** BEGIN **

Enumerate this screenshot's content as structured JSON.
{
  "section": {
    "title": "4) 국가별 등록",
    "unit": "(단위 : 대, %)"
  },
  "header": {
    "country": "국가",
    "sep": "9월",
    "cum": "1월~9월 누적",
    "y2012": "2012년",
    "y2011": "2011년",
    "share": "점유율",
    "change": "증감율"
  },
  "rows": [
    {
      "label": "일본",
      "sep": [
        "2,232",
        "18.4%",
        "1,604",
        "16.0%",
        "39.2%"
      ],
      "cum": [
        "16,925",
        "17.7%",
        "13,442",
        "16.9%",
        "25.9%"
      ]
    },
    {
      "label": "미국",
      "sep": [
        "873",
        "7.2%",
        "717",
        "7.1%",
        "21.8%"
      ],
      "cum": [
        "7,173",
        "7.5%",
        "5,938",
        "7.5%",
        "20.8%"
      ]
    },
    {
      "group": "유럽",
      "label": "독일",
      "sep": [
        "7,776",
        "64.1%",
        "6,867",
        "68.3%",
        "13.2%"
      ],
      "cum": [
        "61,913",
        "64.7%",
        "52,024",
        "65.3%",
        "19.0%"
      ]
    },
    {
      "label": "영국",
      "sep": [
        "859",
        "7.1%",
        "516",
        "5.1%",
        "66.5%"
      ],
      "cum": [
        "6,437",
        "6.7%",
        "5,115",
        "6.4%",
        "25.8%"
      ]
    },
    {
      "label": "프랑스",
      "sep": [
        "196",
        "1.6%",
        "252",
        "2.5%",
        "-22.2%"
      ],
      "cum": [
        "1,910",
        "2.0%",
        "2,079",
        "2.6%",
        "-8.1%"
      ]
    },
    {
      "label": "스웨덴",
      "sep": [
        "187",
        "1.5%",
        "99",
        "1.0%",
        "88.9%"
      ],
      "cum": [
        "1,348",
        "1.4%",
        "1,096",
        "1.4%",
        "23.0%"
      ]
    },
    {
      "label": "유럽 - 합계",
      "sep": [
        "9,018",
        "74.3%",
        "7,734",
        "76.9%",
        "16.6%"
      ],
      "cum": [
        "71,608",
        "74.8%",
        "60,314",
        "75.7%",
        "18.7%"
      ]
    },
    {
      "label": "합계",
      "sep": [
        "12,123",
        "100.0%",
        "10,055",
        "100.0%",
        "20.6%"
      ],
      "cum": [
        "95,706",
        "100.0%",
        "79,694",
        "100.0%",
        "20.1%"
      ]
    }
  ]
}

** END **

- [What this task involves]:
Look through the lines above and collect those with the word "label".

- [Answer for the task]:
      "label": "일본",
      "label": "미국",
      "label": "독일",
      "label": "영국",
      "label": "프랑스",
      "label": "스웨덴",
      "label": "유럽 - 합계",
      "label": "합계",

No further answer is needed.